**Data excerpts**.
----
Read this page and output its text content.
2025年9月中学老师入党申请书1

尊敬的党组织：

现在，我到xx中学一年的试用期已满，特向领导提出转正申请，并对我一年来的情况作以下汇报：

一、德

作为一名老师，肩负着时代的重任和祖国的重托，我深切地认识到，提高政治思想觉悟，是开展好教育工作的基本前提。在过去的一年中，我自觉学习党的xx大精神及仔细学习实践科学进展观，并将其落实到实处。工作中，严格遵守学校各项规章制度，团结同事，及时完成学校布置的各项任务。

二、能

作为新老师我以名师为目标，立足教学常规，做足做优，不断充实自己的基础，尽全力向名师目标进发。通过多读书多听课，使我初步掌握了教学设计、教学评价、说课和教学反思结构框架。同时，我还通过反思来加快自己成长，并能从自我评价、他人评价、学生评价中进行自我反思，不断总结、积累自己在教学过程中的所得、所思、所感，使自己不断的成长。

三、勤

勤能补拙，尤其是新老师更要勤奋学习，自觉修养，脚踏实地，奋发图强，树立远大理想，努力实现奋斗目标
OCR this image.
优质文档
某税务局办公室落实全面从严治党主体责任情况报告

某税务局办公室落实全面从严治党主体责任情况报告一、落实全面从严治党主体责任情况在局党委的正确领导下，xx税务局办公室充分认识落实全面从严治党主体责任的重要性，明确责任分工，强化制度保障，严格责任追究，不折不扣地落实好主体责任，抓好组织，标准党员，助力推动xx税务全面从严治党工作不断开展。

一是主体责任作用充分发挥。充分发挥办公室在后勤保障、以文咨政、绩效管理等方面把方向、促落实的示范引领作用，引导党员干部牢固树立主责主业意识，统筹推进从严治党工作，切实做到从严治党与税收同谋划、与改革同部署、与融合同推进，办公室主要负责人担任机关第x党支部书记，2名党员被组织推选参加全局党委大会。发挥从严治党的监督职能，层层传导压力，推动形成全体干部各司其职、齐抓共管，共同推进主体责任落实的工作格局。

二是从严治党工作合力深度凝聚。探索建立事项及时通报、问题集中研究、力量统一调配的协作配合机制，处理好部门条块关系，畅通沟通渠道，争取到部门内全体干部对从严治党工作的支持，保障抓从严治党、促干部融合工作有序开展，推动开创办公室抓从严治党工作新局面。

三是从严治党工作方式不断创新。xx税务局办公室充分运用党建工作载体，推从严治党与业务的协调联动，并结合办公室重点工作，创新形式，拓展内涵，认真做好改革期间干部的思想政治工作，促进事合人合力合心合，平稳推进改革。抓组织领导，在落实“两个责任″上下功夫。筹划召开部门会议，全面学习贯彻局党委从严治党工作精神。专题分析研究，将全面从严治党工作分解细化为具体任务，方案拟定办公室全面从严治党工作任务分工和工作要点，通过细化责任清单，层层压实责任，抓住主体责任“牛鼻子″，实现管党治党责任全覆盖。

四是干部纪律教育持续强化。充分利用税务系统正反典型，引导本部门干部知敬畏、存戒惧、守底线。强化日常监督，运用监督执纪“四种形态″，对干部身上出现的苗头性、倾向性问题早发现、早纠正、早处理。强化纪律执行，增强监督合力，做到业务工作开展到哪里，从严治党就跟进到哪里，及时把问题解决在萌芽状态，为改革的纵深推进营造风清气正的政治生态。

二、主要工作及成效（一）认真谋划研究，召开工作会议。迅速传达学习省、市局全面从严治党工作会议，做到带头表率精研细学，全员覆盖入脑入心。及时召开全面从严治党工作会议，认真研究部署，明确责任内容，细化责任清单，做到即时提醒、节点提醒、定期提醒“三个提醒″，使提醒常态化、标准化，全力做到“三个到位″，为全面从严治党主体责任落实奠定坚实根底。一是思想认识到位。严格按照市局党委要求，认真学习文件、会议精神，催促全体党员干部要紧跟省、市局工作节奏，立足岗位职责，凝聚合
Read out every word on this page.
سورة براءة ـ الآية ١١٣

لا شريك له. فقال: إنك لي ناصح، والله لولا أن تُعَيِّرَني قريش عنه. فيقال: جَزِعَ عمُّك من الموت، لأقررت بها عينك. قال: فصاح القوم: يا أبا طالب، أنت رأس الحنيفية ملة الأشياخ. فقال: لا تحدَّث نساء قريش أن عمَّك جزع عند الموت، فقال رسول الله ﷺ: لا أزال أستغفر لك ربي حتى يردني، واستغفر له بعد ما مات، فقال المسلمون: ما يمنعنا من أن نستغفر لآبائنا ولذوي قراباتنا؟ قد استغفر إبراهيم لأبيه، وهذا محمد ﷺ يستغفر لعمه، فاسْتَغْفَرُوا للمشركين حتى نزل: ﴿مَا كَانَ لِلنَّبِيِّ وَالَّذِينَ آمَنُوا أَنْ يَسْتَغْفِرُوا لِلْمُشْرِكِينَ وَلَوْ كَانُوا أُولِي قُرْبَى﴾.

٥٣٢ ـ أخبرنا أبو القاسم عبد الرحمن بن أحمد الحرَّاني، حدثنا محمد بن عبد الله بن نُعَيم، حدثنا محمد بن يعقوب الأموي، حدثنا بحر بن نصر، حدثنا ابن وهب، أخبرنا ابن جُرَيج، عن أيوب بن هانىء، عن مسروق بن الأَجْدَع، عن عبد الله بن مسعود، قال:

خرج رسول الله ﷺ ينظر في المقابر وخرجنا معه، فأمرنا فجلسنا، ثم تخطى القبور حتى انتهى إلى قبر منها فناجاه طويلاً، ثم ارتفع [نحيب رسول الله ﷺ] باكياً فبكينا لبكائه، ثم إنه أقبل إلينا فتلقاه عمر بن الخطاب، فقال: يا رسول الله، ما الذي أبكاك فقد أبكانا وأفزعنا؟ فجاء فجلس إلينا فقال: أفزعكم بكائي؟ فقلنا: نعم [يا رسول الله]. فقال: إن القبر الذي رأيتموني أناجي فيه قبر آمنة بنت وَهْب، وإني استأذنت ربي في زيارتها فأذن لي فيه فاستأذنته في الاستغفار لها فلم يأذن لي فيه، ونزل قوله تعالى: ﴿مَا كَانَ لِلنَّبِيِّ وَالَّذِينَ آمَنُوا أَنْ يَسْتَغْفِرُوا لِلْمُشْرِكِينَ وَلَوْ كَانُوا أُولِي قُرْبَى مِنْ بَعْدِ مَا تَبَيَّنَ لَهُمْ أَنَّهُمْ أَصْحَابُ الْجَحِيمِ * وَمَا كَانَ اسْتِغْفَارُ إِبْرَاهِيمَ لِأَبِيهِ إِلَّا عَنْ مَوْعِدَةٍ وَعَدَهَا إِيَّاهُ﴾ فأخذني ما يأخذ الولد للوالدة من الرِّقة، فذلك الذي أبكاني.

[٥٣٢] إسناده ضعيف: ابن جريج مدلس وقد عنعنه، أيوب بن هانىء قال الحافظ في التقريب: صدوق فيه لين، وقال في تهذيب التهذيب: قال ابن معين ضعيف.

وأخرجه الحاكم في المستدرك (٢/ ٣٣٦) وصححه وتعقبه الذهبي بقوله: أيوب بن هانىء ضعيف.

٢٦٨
----
**Stated problem**.
Output every record above exactly as it appears.

**Full answer**.
Read this page and output its text content.
2025年9月中学老师入党申请书1

尊敬的党组织：

现在，我到xx中学一年的试用期已满，特向领导提出转正申请，并对我一年来的情况作以下汇报：

一、德

作为一名老师，肩负着时代的重任和祖国的重托，我深切地认识到，提高政治思想觉悟，是开展好教育工作的基本前提。在过去的一年中，我自觉学习党的xx大精神及仔细学习实践科学进展观，并将其落实到实处。工作中，严格遵守学校各项规章制度，团结同事，及时完成学校布置的各项任务。

二、能

作为新老师我以名师为目标，立足教学常规，做足做优，不断充实自己的基础，尽全力向名师目标进发。通过多读书多听课，使我初步掌握了教学设计、教学评价、说课和教学反思结构框架。同时，我还通过反思来加快自己成长，并能从自我评价、他人评价、学生评价中进行自我反思，不断总结、积累自己在教学过程中的所得、所思、所感，使自己不断的成长。

三、勤

勤能补拙，尤其是新老师更要勤奋学习，自觉修养，脚踏实地，奋发图强，树立远大理想，努力实现奋斗目标
OCR this image.
优质文档
某税务局办公室落实全面从严治党主体责任情况报告

某税务局办公室落实全面从严治党主体责任情况报告一、落实全面从严治党主体责任情况在局党委的正确领导下，xx税务局办公室充分认识落实全面从严治党主体责任的重要性，明确责任分工，强化制度保障，严格责任追究，不折不扣地落实好主体责任，抓好组织，标准党员，助力推动xx税务全面从严治党工作不断开展。

一是主体责任作用充分发挥。充分发挥办公室在后勤保障、以文咨政、绩效管理等方面把方向、促落实的示范引领作用，引导党员干部牢固树立主责主业意识，统筹推进从严治党工作，切实做到从严治党与税收同谋划、与改革同部署、与融合同推进，办公室主要负责人担任机关第x党支部书记，2名党员被组织推选参加全局党委大会。发挥从严治党的监督职能，层层传导压力，推动形成全体干部各司其职、齐抓共管，共同推进主体责任落实的工作格局。

二是从严治党工作合力深度凝聚。探索建立事项及时通报、问题集中研究、力量统一调配的协作配合机制，处理好部门条块关系，畅通沟通渠道，争取到部门内全体干部对从严治党工作的支持，保障抓从严治党、促干部融合工作有序开展，推动开创办公室抓从严治党工作新局面。

三是从严治党工作方式不断创新。xx税务局办公室充分运用党建工作载体，推从严治党与业务的协调联动，并结合办公室重点工作，创新形式，拓展内涵，认真做好改革期间干部的思想政治工作，促进事合人合力合心合，平稳推进改革。抓组织领导，在落实“两个责任″上下功夫。筹划召开部门会议，全面学习贯彻局党委从严治党工作精神。专题分析研究，将全面从严治党工作分解细化为具体任务，方案拟定办公室全面从严治党工作任务分工和工作要点，通过细化责任清单，层层压实责任，抓住主体责任“牛鼻子″，实现管党治党责任全覆盖。

四是干部纪律教育持续强化。充分利用税务系统正反典型，引导本部门干部知敬畏、存戒惧、守底线。强化日常监督，运用监督执纪“四种形态″，对干部身上出现的苗头性、倾向性问题早发现、早纠正、早处理。强化纪律执行，增强监督合力，做到业务工作开展到哪里，从严治党就跟进到哪里，及时把问题解决在萌芽状态，为改革的纵深推进营造风清气正的政治生态。

二、主要工作及成效（一）认真谋划研究，召开工作会议。迅速传达学习省、市局全面从严治党工作会议，做到带头表率精研细学，全员覆盖入脑入心。及时召开全面从严治党工作会议，认真研究部署，明确责任内容，细化责任清单，做到即时提醒、节点提醒、定期提醒“三个提醒″，使提醒常态化、标准化，全力做到“三个到位″，为全面从严治党主体责任落实奠定坚实根底。一是思想认识到位。严格按照市局党委要求，认真学习文件、会议精神，催促全体党员干部要紧跟省、市局工作节奏，立足岗位职责，凝聚合
Read out every word on this page.
سورة براءة ـ الآية ١١٣

لا شريك له. فقال: إنك لي ناصح، والله لولا أن تُعَيِّرَني قريش عنه. فيقال: جَزِعَ عمُّك من الموت، لأقررت بها عينك. قال: فصاح القوم: يا أبا طالب، أنت رأس الحنيفية ملة الأشياخ. فقال: لا تحدَّث نساء قريش أن عمَّك جزع عند الموت، فقال رسول الله ﷺ: لا أزال أستغفر لك ربي حتى يردني، واستغفر له بعد ما مات، فقال المسلمون: ما يمنعنا من أن نستغفر لآبائنا ولذوي قراباتنا؟ قد استغفر إبراهيم لأبيه، وهذا محمد ﷺ يستغفر لعمه، فاسْتَغْفَرُوا للمشركين حتى نزل: ﴿مَا كَانَ لِلنَّبِيِّ وَالَّذِينَ آمَنُوا أَنْ يَسْتَغْفِرُوا لِلْمُشْرِكِينَ وَلَوْ كَانُوا أُولِي قُرْبَى﴾.

٥٣٢ ـ أخبرنا أبو القاسم عبد الرحمن بن أحمد الحرَّاني، حدثنا محمد بن عبد الله بن نُعَيم، حدثنا محمد بن يعقوب الأموي، حدثنا بحر بن نصر، حدثنا ابن وهب، أخبرنا ابن جُرَيج، عن أيوب بن هانىء، عن مسروق بن الأَجْدَع، عن عبد الله بن مسعود، قال:

خرج رسول الله ﷺ ينظر في المقابر وخرجنا معه، فأمرنا فجلسنا، ثم تخطى القبور حتى انتهى إلى قبر منها فناجاه طويلاً، ثم ارتفع [نحيب رسول الله ﷺ] باكياً فبكينا لبكائه، ثم إنه أقبل إلينا فتلقاه عمر بن الخطاب، فقال: يا رسول الله، ما الذي أبكاك فقد أبكانا وأفزعنا؟ فجاء فجلس إلينا فقال: أفزعكم بكائي؟ فقلنا: نعم [يا رسول الله]. فقال: إن القبر الذي رأيتموني أناجي فيه قبر آمنة بنت وَهْب، وإني استأذنت ربي في زيارتها فأذن لي فيه فاستأذنته في الاستغفار لها فلم يأذن لي فيه، ونزل قوله تعالى: ﴿مَا كَانَ لِلنَّبِيِّ وَالَّذِينَ آمَنُوا أَنْ يَسْتَغْفِرُوا لِلْمُشْرِكِينَ وَلَوْ كَانُوا أُولِي قُرْبَى مِنْ بَعْدِ مَا تَبَيَّنَ لَهُمْ أَنَّهُمْ أَصْحَابُ الْجَحِيمِ * وَمَا كَانَ اسْتِغْفَارُ إِبْرَاهِيمَ لِأَبِيهِ إِلَّا عَنْ مَوْعِدَةٍ وَعَدَهَا إِيَّاهُ﴾ فأخذني ما يأخذ الولد للوالدة من الرِّقة، فذلك الذي أبكاني.

[٥٣٢] إسناده ضعيف: ابن جريج مدلس وقد عنعنه، أيوب بن هانىء قال الحافظ في التقريب: صدوق فيه لين، وقال في تهذيب التهذيب: قال ابن معين ضعيف.

وأخرجه الحاكم في المستدرك (٢/ ٣٣٦) وصححه وتعقبه الذهبي بقوله: أيوب بن هانىء ضعيف.

٢٦٨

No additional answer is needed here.